■ **TASK DETAILS**: Search the data for the string "nall" and extract every line where it appears.

■ **PROVIDED RECORDS**:

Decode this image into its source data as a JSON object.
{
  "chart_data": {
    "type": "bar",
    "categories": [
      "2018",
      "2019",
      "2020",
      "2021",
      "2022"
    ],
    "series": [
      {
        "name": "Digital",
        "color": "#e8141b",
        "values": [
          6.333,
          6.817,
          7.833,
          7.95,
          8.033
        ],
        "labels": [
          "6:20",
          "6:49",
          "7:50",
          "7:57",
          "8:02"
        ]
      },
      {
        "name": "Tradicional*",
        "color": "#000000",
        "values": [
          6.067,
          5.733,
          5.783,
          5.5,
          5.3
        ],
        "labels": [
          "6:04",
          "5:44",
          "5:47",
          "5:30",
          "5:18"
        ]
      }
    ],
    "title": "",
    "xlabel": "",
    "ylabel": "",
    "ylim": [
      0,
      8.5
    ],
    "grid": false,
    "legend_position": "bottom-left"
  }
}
==
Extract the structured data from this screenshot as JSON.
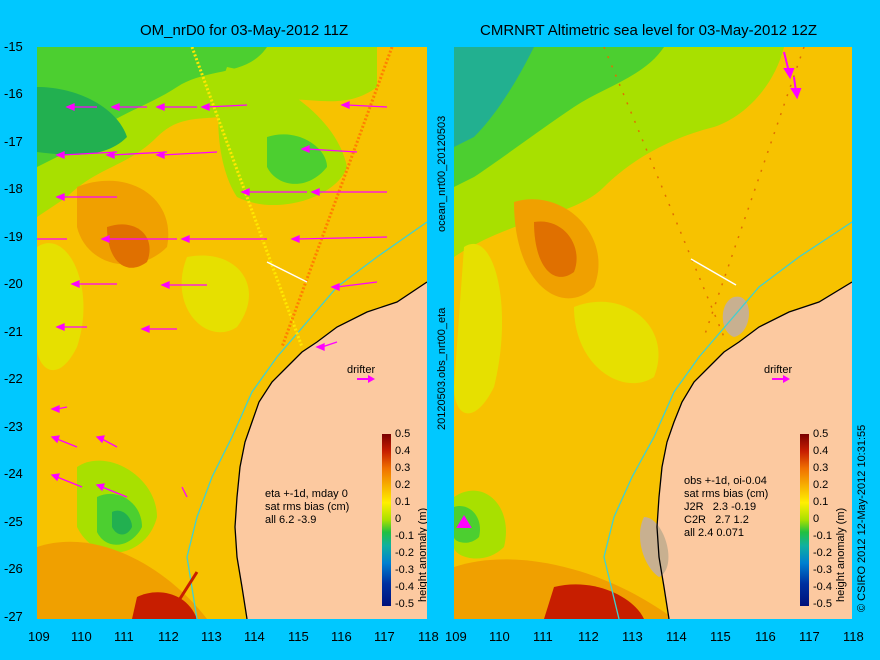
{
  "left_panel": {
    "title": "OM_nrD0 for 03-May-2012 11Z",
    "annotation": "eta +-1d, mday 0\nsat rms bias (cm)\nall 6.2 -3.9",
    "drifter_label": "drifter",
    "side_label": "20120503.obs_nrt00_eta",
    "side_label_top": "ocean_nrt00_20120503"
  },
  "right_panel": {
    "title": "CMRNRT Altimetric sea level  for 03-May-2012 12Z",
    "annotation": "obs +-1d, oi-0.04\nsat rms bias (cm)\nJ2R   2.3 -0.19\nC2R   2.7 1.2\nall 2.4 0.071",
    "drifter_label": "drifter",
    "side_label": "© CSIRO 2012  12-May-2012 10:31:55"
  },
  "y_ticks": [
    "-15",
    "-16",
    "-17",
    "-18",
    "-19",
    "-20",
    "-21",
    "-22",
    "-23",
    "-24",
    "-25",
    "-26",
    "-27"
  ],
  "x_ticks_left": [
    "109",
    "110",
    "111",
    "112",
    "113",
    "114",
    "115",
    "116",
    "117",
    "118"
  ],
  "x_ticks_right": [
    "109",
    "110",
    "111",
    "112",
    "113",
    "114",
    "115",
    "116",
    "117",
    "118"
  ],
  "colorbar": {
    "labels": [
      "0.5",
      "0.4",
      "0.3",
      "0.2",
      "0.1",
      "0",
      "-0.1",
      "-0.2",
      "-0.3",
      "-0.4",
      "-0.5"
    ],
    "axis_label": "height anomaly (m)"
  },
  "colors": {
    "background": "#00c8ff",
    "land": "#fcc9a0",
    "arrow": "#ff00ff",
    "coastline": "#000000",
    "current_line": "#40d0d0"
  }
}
...
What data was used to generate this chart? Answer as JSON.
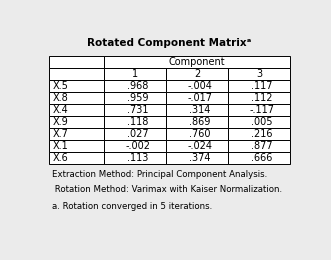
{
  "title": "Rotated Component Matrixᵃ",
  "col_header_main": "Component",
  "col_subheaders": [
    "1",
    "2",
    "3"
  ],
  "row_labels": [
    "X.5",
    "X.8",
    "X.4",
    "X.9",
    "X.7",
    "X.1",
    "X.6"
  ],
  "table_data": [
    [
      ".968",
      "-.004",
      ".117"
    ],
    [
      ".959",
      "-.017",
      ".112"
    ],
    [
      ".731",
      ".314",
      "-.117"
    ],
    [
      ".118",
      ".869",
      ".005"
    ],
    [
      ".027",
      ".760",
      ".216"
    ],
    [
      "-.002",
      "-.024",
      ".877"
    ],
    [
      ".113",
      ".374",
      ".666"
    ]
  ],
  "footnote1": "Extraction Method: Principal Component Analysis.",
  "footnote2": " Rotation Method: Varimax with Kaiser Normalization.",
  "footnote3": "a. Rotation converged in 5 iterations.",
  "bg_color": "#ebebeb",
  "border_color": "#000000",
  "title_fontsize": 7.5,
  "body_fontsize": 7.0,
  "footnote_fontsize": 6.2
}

■ **PROBLEM SOLUTION**:
    "annotation": "eta +-1d, mday 0\nsat rms bias (cm)\nall 6.2 -3.9",
    "annotation": "obs +-1d, oi-0.04\nsat rms bias (cm)\nJ2R   2.3 -0.19\nC2R   2.7 1.2\nall 2.4 0.071",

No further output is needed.